Required action A
Answer each question from the Mykhailivka entry, one per line:
(i) In which raion does the village lie?
(ii) What is its total area?
(iii) What did Russian forces do in the village early in the full-scale invasion?
Required action B
Carry the Mykhailivka entry forward from its final sentence.

Excerpt provided
- Interactive map of Mykhailivka
- Mykhailivka Mykhailivka in Kherson Oblast Mykhailivka Mykhailivka (Ukraine)
- Coordinates: 47°18′34″N 33°57′16″E﻿ / ﻿47.30944°N 33.95444°E
- Country: Ukraine
- Oblast: Kherson Oblast
- Raion: Beryslav Raion

Area
- • Total: 161.4 km^{2} (62.3 sq mi)

Population (2001 census)
- • Total: 1,179
- • Density: 7.305/km^{2} (18.92/sq mi)

= Mykhailivka, Beryslav Raion, Kherson Oblast =

Mykhailivka (Миха́йлівка) is a village in Ukraine, located in Beryslav Raion, Kherson Oblast. It has a population of 1179 people.

== History ==
In the early days of the full-scale Russian invasion of Ukraine, Russian forces occupied the village.

Provided material
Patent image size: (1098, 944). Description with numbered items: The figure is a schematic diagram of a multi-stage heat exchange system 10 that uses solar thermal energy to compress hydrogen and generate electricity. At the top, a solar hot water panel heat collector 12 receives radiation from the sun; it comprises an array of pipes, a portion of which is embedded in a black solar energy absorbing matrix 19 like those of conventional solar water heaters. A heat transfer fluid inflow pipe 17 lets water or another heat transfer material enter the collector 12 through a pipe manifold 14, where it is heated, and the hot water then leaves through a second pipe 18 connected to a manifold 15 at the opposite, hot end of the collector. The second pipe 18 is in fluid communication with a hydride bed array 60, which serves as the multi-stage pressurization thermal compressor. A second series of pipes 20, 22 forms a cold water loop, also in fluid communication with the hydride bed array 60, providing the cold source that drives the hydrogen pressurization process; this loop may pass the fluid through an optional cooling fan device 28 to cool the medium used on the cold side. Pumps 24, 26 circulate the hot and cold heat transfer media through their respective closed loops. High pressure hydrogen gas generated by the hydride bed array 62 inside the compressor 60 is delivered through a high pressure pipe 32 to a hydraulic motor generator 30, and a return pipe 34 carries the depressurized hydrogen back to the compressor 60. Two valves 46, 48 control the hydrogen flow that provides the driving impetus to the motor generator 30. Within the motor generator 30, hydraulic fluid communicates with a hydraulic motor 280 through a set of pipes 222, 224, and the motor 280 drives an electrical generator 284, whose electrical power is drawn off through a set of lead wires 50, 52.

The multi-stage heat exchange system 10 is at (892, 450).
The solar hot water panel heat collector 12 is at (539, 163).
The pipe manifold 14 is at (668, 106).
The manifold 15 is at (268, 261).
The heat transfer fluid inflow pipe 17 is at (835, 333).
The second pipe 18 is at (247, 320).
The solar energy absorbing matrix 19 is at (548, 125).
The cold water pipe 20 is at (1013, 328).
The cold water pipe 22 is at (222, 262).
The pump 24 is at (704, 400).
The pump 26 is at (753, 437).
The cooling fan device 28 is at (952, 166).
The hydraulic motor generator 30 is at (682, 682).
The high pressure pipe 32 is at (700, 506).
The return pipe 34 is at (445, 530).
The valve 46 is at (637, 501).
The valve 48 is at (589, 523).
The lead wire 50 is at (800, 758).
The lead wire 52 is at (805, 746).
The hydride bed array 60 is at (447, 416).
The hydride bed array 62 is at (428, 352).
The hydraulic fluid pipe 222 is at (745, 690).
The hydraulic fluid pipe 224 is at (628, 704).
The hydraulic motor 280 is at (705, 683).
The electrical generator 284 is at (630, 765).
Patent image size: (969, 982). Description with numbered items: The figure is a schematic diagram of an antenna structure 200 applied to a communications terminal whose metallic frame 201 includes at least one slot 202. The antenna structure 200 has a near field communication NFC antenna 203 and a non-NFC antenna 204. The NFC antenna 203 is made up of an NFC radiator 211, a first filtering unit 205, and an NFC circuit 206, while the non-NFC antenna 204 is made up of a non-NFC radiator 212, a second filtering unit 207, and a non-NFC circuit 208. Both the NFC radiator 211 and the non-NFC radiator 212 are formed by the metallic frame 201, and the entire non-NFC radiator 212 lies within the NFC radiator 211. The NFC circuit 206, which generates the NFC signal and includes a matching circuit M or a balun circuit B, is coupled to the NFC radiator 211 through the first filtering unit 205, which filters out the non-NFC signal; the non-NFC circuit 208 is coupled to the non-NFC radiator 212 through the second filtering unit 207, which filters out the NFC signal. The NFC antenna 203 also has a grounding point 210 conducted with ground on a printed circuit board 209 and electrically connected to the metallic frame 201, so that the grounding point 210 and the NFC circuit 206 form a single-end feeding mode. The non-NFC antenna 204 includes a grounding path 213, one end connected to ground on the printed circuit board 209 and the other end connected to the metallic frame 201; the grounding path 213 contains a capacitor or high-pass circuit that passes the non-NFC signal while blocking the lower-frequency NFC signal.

Reply A
(i) Beryslav Raion
(ii) 161.4 km² (62.3 sq mi)
(iii) They occupied it.

Reply B
On 3 October 2022, the village was liberated by Ukrainian forces.

== Demographics ==
In the 1989 Soviet census, it was recorded the village had 1271 inhabitants, of whom 586 were men and 685 were women.

As of the 2001 Ukrainian census, the population had shrunk to 1179 people. The native languages of the population were 98.18% Ukrainian, 1.57% Russian, and 0.25% Belarusian.